## [What is expected]
The exercise asks you to copy every line below in which "JSON" appears.

[Figure record listings]
-- start --

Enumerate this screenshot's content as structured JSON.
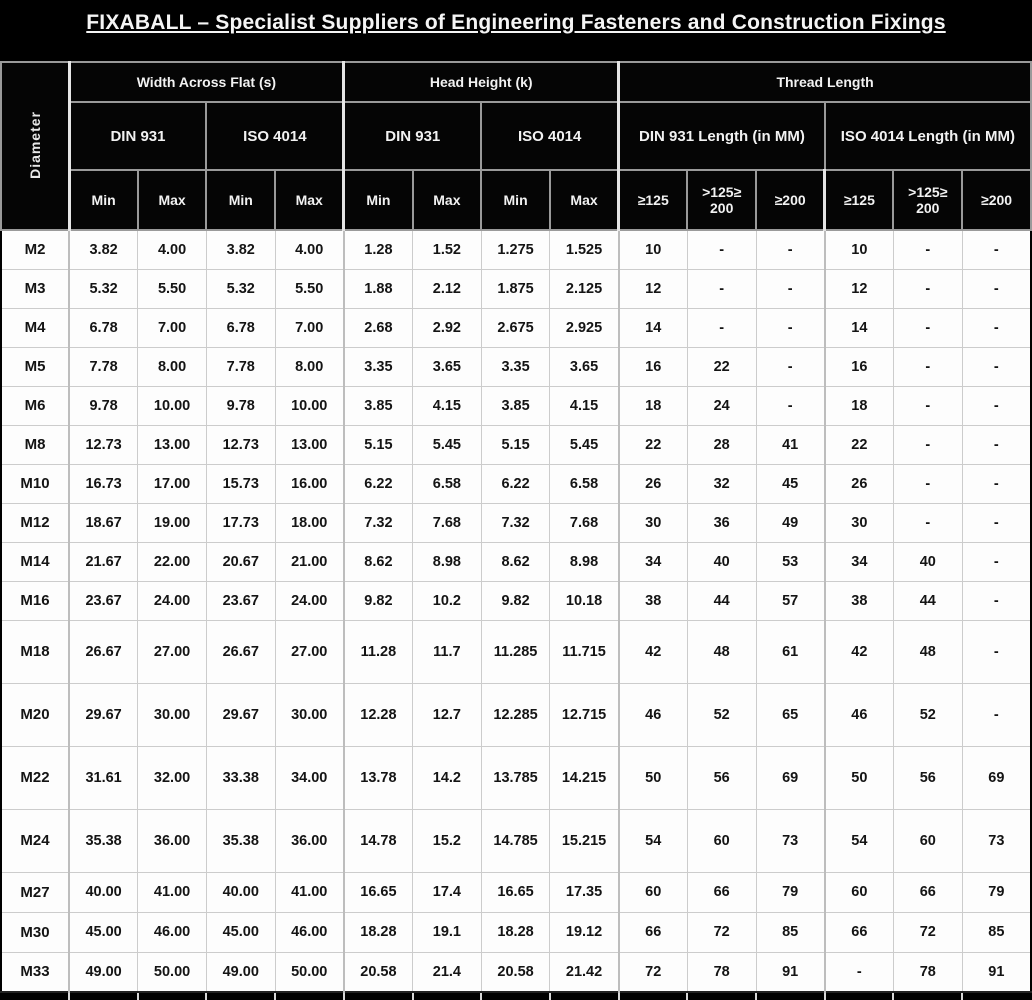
{
  "title": "FIXABALL – Specialist Suppliers of Engineering Fasteners and Construction  Fixings",
  "table": {
    "corner_header": "Diameter",
    "groups": [
      {
        "label": "Width Across Flat (s)",
        "subgroups": [
          {
            "label": "DIN 931",
            "cols": [
              "Min",
              "Max"
            ]
          },
          {
            "label": "ISO 4014",
            "cols": [
              "Min",
              "Max"
            ]
          }
        ]
      },
      {
        "label": "Head Height (k)",
        "subgroups": [
          {
            "label": "DIN 931",
            "cols": [
              "Min",
              "Max"
            ]
          },
          {
            "label": "ISO 4014",
            "cols": [
              "Min",
              "Max"
            ]
          }
        ]
      },
      {
        "label": "Thread Length",
        "subgroups": [
          {
            "label": "DIN 931 Length (in MM)",
            "cols": [
              "≥125",
              ">125≥ 200",
              "≥200"
            ]
          },
          {
            "label": "ISO 4014 Length (in MM)",
            "cols": [
              "≥125",
              ">125≥ 200",
              "≥200"
            ]
          }
        ]
      }
    ],
    "rows": [
      {
        "diameter": "M2",
        "tall": false,
        "values": [
          "3.82",
          "4.00",
          "3.82",
          "4.00",
          "1.28",
          "1.52",
          "1.275",
          "1.525",
          "10",
          "-",
          "-",
          "10",
          "-",
          "-"
        ]
      },
      {
        "diameter": "M3",
        "tall": false,
        "values": [
          "5.32",
          "5.50",
          "5.32",
          "5.50",
          "1.88",
          "2.12",
          "1.875",
          "2.125",
          "12",
          "-",
          "-",
          "12",
          "-",
          "-"
        ]
      },
      {
        "diameter": "M4",
        "tall": false,
        "values": [
          "6.78",
          "7.00",
          "6.78",
          "7.00",
          "2.68",
          "2.92",
          "2.675",
          "2.925",
          "14",
          "-",
          "-",
          "14",
          "-",
          "-"
        ]
      },
      {
        "diameter": "M5",
        "tall": false,
        "values": [
          "7.78",
          "8.00",
          "7.78",
          "8.00",
          "3.35",
          "3.65",
          "3.35",
          "3.65",
          "16",
          "22",
          "-",
          "16",
          "-",
          "-"
        ]
      },
      {
        "diameter": "M6",
        "tall": false,
        "values": [
          "9.78",
          "10.00",
          "9.78",
          "10.00",
          "3.85",
          "4.15",
          "3.85",
          "4.15",
          "18",
          "24",
          "-",
          "18",
          "-",
          "-"
        ]
      },
      {
        "diameter": "M8",
        "tall": false,
        "values": [
          "12.73",
          "13.00",
          "12.73",
          "13.00",
          "5.15",
          "5.45",
          "5.15",
          "5.45",
          "22",
          "28",
          "41",
          "22",
          "-",
          "-"
        ]
      },
      {
        "diameter": "M10",
        "tall": false,
        "values": [
          "16.73",
          "17.00",
          "15.73",
          "16.00",
          "6.22",
          "6.58",
          "6.22",
          "6.58",
          "26",
          "32",
          "45",
          "26",
          "-",
          "-"
        ]
      },
      {
        "diameter": "M12",
        "tall": false,
        "values": [
          "18.67",
          "19.00",
          "17.73",
          "18.00",
          "7.32",
          "7.68",
          "7.32",
          "7.68",
          "30",
          "36",
          "49",
          "30",
          "-",
          "-"
        ]
      },
      {
        "diameter": "M14",
        "tall": false,
        "values": [
          "21.67",
          "22.00",
          "20.67",
          "21.00",
          "8.62",
          "8.98",
          "8.62",
          "8.98",
          "34",
          "40",
          "53",
          "34",
          "40",
          "-"
        ]
      },
      {
        "diameter": "M16",
        "tall": false,
        "values": [
          "23.67",
          "24.00",
          "23.67",
          "24.00",
          "9.82",
          "10.2",
          "9.82",
          "10.18",
          "38",
          "44",
          "57",
          "38",
          "44",
          "-"
        ]
      },
      {
        "diameter": "M18",
        "tall": true,
        "values": [
          "26.67",
          "27.00",
          "26.67",
          "27.00",
          "11.28",
          "11.7",
          "11.285",
          "11.715",
          "42",
          "48",
          "61",
          "42",
          "48",
          "-"
        ]
      },
      {
        "diameter": "M20",
        "tall": true,
        "values": [
          "29.67",
          "30.00",
          "29.67",
          "30.00",
          "12.28",
          "12.7",
          "12.285",
          "12.715",
          "46",
          "52",
          "65",
          "46",
          "52",
          "-"
        ]
      },
      {
        "diameter": "M22",
        "tall": true,
        "values": [
          "31.61",
          "32.00",
          "33.38",
          "34.00",
          "13.78",
          "14.2",
          "13.785",
          "14.215",
          "50",
          "56",
          "69",
          "50",
          "56",
          "69"
        ]
      },
      {
        "diameter": "M24",
        "tall": true,
        "values": [
          "35.38",
          "36.00",
          "35.38",
          "36.00",
          "14.78",
          "15.2",
          "14.785",
          "15.215",
          "54",
          "60",
          "73",
          "54",
          "60",
          "73"
        ]
      },
      {
        "diameter": "M27",
        "tall": false,
        "values": [
          "40.00",
          "41.00",
          "40.00",
          "41.00",
          "16.65",
          "17.4",
          "16.65",
          "17.35",
          "60",
          "66",
          "79",
          "60",
          "66",
          "79"
        ]
      },
      {
        "diameter": "M30",
        "tall": false,
        "values": [
          "45.00",
          "46.00",
          "45.00",
          "46.00",
          "18.28",
          "19.1",
          "18.28",
          "19.12",
          "66",
          "72",
          "85",
          "66",
          "72",
          "85"
        ]
      },
      {
        "diameter": "M33",
        "tall": false,
        "values": [
          "49.00",
          "50.00",
          "49.00",
          "50.00",
          "20.58",
          "21.4",
          "20.58",
          "21.42",
          "72",
          "78",
          "91",
          "-",
          "78",
          "91"
        ]
      }
    ]
  }
}
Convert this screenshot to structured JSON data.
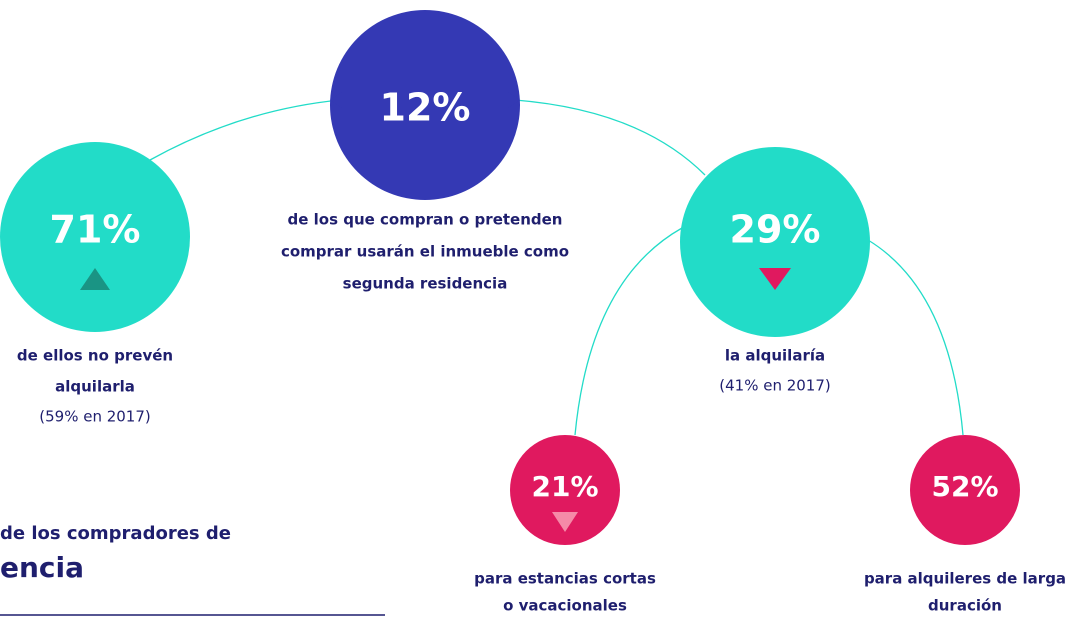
{
  "nodes": [
    {
      "value": "12%",
      "caption": [
        "de los que compran o pretenden",
        "comprar usarán el inmueble como",
        "segunda residencia"
      ]
    },
    {
      "value": "71%",
      "caption": [
        "de ellos no prevén",
        "alquilarla",
        "(59% en 2017)"
      ]
    },
    {
      "value": "29%",
      "caption": [
        "la alquilaría",
        "(41% en 2017)"
      ]
    },
    {
      "value": "21%",
      "caption": [
        "para estancias cortas",
        "o vacacionales"
      ]
    },
    {
      "value": "52%",
      "caption": [
        "para alquileres de larga",
        "duración"
      ]
    }
  ],
  "heading": {
    "line1": "de los compradores de",
    "line2": "encia"
  }
}
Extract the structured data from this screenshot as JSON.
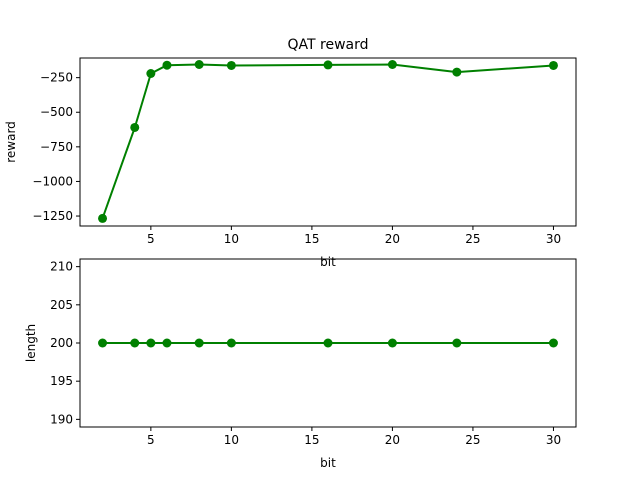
{
  "chart_data": [
    {
      "type": "line",
      "title": "QAT reward",
      "xlabel": "bit",
      "ylabel": "reward",
      "x": [
        2,
        4,
        5,
        6,
        8,
        10,
        16,
        20,
        24,
        30
      ],
      "series": [
        {
          "values": [
            -1267,
            -610,
            -220,
            -160,
            -155,
            -162,
            -158,
            -155,
            -210,
            -162
          ],
          "color": "#008000",
          "marker": "circle"
        }
      ],
      "xlim": [
        0.6,
        31.4
      ],
      "ylim": [
        -1322,
        -108
      ],
      "xticks": [
        5,
        10,
        15,
        20,
        25,
        30
      ],
      "yticks": [
        -1250,
        -1000,
        -750,
        -500,
        -250
      ],
      "grid": false
    },
    {
      "type": "line",
      "title": "",
      "xlabel": "bit",
      "ylabel": "length",
      "x": [
        2,
        4,
        5,
        6,
        8,
        10,
        16,
        20,
        24,
        30
      ],
      "series": [
        {
          "values": [
            200,
            200,
            200,
            200,
            200,
            200,
            200,
            200,
            200,
            200
          ],
          "color": "#008000",
          "marker": "circle"
        }
      ],
      "xlim": [
        0.6,
        31.4
      ],
      "ylim": [
        189,
        211
      ],
      "xticks": [
        5,
        10,
        15,
        20,
        25,
        30
      ],
      "yticks": [
        190,
        195,
        200,
        205,
        210
      ],
      "grid": false
    }
  ]
}
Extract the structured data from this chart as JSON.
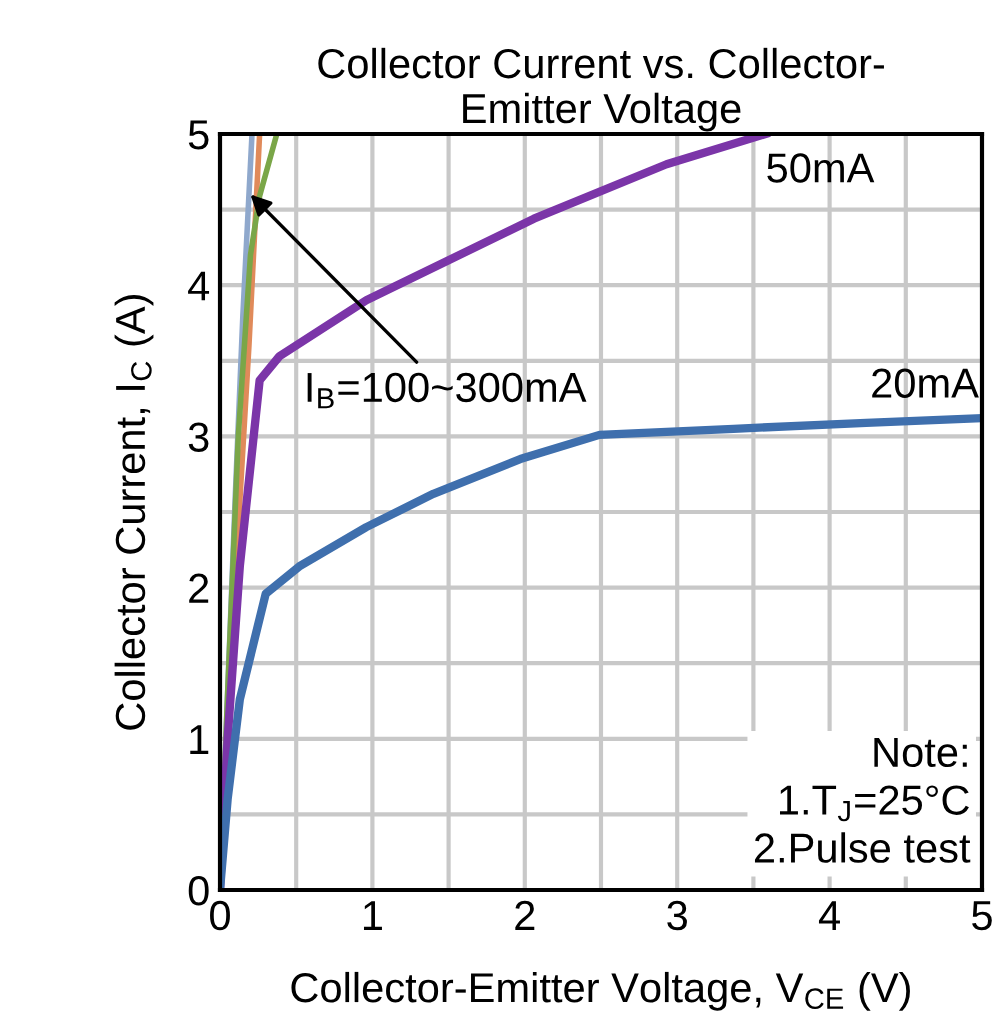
{
  "chart_data": {
    "type": "line",
    "title": "Collector Current vs. Collector-\nEmitter Voltage",
    "xlabel": "Collector-Emitter Voltage, V$_{CE}$ (V)",
    "ylabel": "Collector Current, I$_{C}$ (A)",
    "xlim": [
      0,
      5
    ],
    "ylim": [
      0,
      5
    ],
    "xticks": [
      0,
      {
        "value": 0.5,
        "label": null
      },
      1,
      {
        "value": 1.5,
        "label": null
      },
      2,
      {
        "value": 2.5,
        "label": null
      },
      3,
      {
        "value": 3.5,
        "label": null
      },
      4,
      {
        "value": 4.5,
        "label": null
      },
      5
    ],
    "yticks": [
      0,
      {
        "value": 0.5,
        "label": null
      },
      1,
      {
        "value": 1.5,
        "label": null
      },
      2,
      {
        "value": 2.5,
        "label": null
      },
      3,
      {
        "value": 3.5,
        "label": null
      },
      4,
      {
        "value": 4.5,
        "label": null
      },
      5
    ],
    "grid": true,
    "legend": false,
    "marker": "none",
    "line_style": "solid",
    "series": [
      {
        "color": "#8fa8cc",
        "x": [
          0,
          0.05,
          0.1,
          0.15,
          0.21
        ],
        "values": [
          0,
          1.3,
          2.6,
          3.8,
          5
        ]
      },
      {
        "color": "#e08a5a",
        "x": [
          0,
          0.06,
          0.12,
          0.19,
          0.26
        ],
        "values": [
          0,
          1.2,
          2.4,
          3.6,
          5
        ]
      },
      {
        "color": "#7aa648",
        "x": [
          0,
          0.05,
          0.12,
          0.2,
          0.26,
          0.37
        ],
        "values": [
          0,
          1.3,
          3.0,
          4.2,
          4.59,
          4.99
        ]
      },
      {
        "name": "50mA",
        "color": "#7b35a8",
        "x": [
          0,
          0.05,
          0.13,
          0.26,
          0.39,
          0.96,
          2.06,
          2.93,
          3.58
        ],
        "values": [
          0,
          1.0,
          2.14,
          3.37,
          3.53,
          3.9,
          4.44,
          4.8,
          5.0
        ]
      },
      {
        "name": "20mA",
        "color": "#3f6fad",
        "x": [
          0,
          0.05,
          0.13,
          0.3,
          0.52,
          0.96,
          1.4,
          1.97,
          2.49,
          3.37,
          4.24,
          4.99
        ],
        "values": [
          0,
          0.6,
          1.26,
          1.96,
          2.14,
          2.4,
          2.62,
          2.85,
          3.01,
          3.05,
          3.09,
          3.12
        ]
      }
    ],
    "annotations": [
      {
        "text": "I$_{B}$=100~300mA",
        "x": 0.2,
        "y": 4.6
      },
      "Note:\n1.T$_{J}$=25°C\n2.Pulse test"
    ]
  }
}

-- end --

## [Task output]
Enumerate this screenshot's content as structured JSON.
Convert this screenshot to structured JSON data.
Extract the structured data from this screenshot as JSON.
Extract the structured data from this chart as JSON.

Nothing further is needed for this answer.